Reproduce every line of the listing as written, apart from the pictures.

— Begin —

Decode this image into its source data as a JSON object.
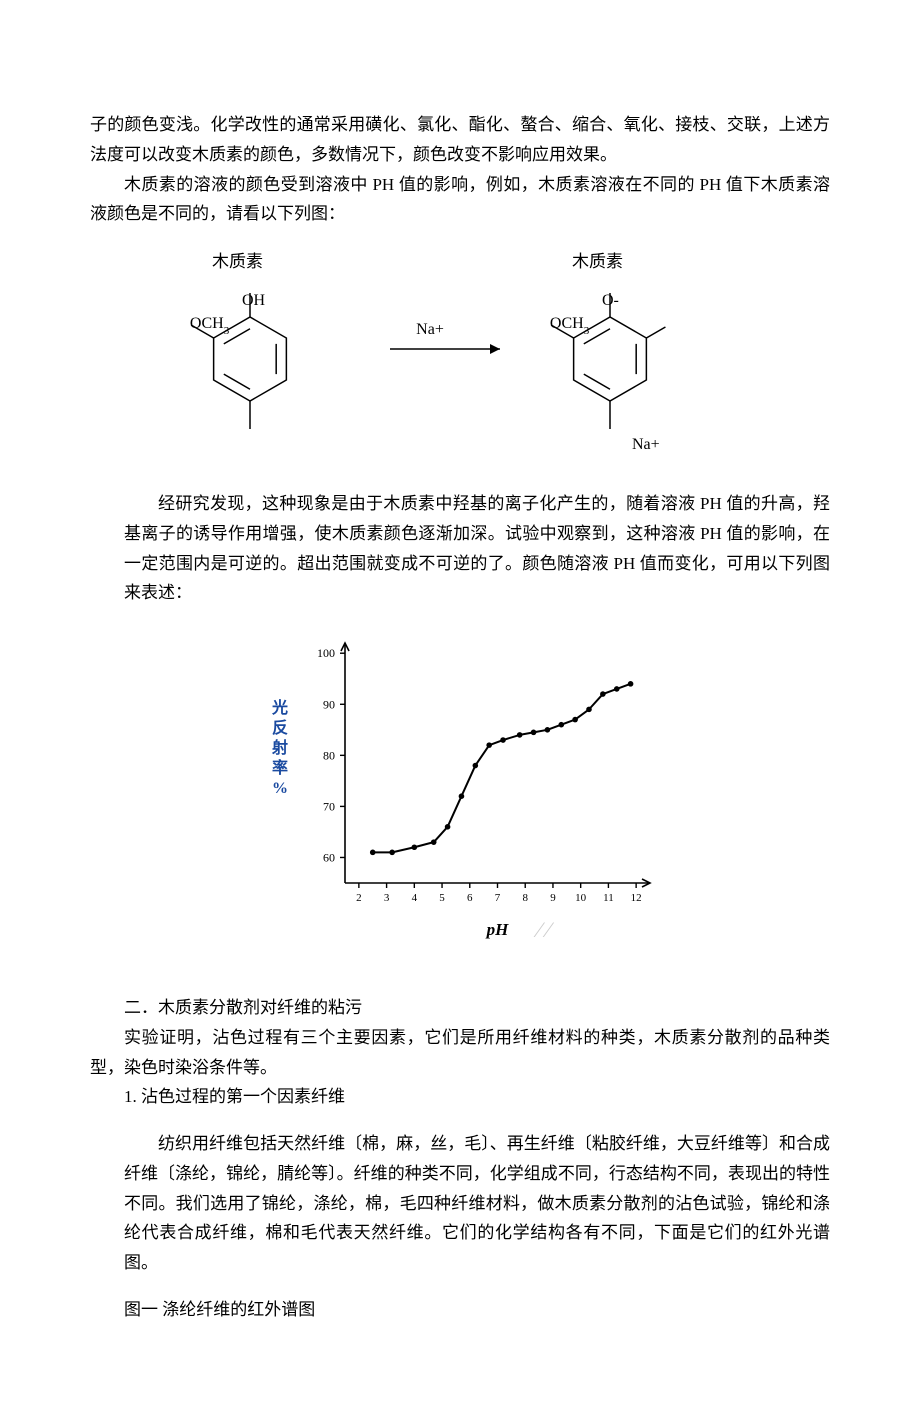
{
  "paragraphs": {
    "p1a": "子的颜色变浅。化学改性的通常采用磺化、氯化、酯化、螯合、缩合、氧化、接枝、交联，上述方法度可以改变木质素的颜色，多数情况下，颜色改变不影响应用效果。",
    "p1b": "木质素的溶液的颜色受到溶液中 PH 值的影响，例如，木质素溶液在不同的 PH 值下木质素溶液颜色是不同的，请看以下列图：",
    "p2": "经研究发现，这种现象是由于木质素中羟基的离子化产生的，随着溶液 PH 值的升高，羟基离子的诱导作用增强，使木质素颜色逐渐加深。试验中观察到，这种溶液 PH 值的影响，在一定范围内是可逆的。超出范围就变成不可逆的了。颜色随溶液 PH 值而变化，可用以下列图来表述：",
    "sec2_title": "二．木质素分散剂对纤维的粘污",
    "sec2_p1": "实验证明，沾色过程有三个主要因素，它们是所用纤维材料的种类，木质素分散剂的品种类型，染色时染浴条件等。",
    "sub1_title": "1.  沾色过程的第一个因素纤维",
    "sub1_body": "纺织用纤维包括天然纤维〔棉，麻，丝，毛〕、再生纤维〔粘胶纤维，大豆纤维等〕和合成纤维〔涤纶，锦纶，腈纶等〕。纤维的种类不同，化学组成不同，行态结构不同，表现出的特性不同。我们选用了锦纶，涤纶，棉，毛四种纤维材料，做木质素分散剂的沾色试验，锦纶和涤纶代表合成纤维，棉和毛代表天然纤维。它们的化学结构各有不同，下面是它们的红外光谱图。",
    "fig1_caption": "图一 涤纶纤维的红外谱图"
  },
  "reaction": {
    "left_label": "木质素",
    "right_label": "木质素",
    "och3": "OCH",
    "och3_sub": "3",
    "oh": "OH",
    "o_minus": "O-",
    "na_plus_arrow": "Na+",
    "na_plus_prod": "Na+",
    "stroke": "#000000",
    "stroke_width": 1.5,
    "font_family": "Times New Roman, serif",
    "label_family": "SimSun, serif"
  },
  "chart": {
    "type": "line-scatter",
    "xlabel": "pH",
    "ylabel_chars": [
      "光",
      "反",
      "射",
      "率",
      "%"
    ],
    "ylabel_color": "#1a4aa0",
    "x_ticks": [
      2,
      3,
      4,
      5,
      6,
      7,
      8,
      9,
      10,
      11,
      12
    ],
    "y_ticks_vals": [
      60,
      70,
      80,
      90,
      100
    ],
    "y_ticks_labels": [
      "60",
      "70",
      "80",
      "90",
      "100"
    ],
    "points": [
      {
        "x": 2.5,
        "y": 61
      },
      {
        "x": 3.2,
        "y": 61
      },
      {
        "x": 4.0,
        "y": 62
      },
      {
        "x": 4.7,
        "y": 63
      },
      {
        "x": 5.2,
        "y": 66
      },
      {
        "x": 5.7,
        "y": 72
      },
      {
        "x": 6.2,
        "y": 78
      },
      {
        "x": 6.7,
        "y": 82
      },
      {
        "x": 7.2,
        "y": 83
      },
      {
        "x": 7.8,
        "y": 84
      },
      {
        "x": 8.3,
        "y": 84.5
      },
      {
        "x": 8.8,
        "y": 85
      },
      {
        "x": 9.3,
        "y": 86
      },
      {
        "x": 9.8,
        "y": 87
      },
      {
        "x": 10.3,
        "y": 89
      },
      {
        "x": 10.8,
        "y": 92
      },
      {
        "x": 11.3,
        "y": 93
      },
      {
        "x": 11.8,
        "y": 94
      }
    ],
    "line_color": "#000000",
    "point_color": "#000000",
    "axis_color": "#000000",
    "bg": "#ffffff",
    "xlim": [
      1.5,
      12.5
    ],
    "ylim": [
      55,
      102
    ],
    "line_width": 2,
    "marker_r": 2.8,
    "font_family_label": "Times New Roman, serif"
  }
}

— End —

Result of the exercise:
Decode this image into its source data as a JSON object.
{
  "paragraphs": {
    "p1a": "子的颜色变浅。化学改性的通常采用磺化、氯化、酯化、螯合、缩合、氧化、接枝、交联，上述方法度可以改变木质素的颜色，多数情况下，颜色改变不影响应用效果。",
    "p1b": "木质素的溶液的颜色受到溶液中 PH 值的影响，例如，木质素溶液在不同的 PH 值下木质素溶液颜色是不同的，请看以下列图：",
    "p2": "经研究发现，这种现象是由于木质素中羟基的离子化产生的，随着溶液 PH 值的升高，羟基离子的诱导作用增强，使木质素颜色逐渐加深。试验中观察到，这种溶液 PH 值的影响，在一定范围内是可逆的。超出范围就变成不可逆的了。颜色随溶液 PH 值而变化，可用以下列图来表述：",
    "sec2_title": "二．木质素分散剂对纤维的粘污",
    "sec2_p1": "实验证明，沾色过程有三个主要因素，它们是所用纤维材料的种类，木质素分散剂的品种类型，染色时染浴条件等。",
    "sub1_title": "1.  沾色过程的第一个因素纤维",
    "sub1_body": "纺织用纤维包括天然纤维〔棉，麻，丝，毛〕、再生纤维〔粘胶纤维，大豆纤维等〕和合成纤维〔涤纶，锦纶，腈纶等〕。纤维的种类不同，化学组成不同，行态结构不同，表现出的特性不同。我们选用了锦纶，涤纶，棉，毛四种纤维材料，做木质素分散剂的沾色试验，锦纶和涤纶代表合成纤维，棉和毛代表天然纤维。它们的化学结构各有不同，下面是它们的红外光谱图。",
    "fig1_caption": "图一 涤纶纤维的红外谱图"
  },
  "reaction": {
    "left_label": "木质素",
    "right_label": "木质素",
    "och3": "OCH",
    "och3_sub": "3",
    "oh": "OH",
    "o_minus": "O-",
    "na_plus_arrow": "Na+",
    "na_plus_prod": "Na+",
    "stroke": "#000000",
    "stroke_width": 1.5,
    "font_family": "Times New Roman, serif",
    "label_family": "SimSun, serif"
  },
  "chart": {
    "type": "line-scatter",
    "xlabel": "pH",
    "ylabel_chars": [
      "光",
      "反",
      "射",
      "率",
      "%"
    ],
    "ylabel_color": "#1a4aa0",
    "x_ticks": [
      2,
      3,
      4,
      5,
      6,
      7,
      8,
      9,
      10,
      11,
      12
    ],
    "y_ticks_vals": [
      60,
      70,
      80,
      90,
      100
    ],
    "y_ticks_labels": [
      "60",
      "70",
      "80",
      "90",
      "100"
    ],
    "points": [
      {
        "x": 2.5,
        "y": 61
      },
      {
        "x": 3.2,
        "y": 61
      },
      {
        "x": 4.0,
        "y": 62
      },
      {
        "x": 4.7,
        "y": 63
      },
      {
        "x": 5.2,
        "y": 66
      },
      {
        "x": 5.7,
        "y": 72
      },
      {
        "x": 6.2,
        "y": 78
      },
      {
        "x": 6.7,
        "y": 82
      },
      {
        "x": 7.2,
        "y": 83
      },
      {
        "x": 7.8,
        "y": 84
      },
      {
        "x": 8.3,
        "y": 84.5
      },
      {
        "x": 8.8,
        "y": 85
      },
      {
        "x": 9.3,
        "y": 86
      },
      {
        "x": 9.8,
        "y": 87
      },
      {
        "x": 10.3,
        "y": 89
      },
      {
        "x": 10.8,
        "y": 92
      },
      {
        "x": 11.3,
        "y": 93
      },
      {
        "x": 11.8,
        "y": 94
      }
    ],
    "line_color": "#000000",
    "point_color": "#000000",
    "axis_color": "#000000",
    "bg": "#ffffff",
    "xlim": [
      1.5,
      12.5
    ],
    "ylim": [
      55,
      102
    ],
    "line_width": 2,
    "marker_r": 2.8,
    "font_family_label": "Times New Roman, serif"
  }
}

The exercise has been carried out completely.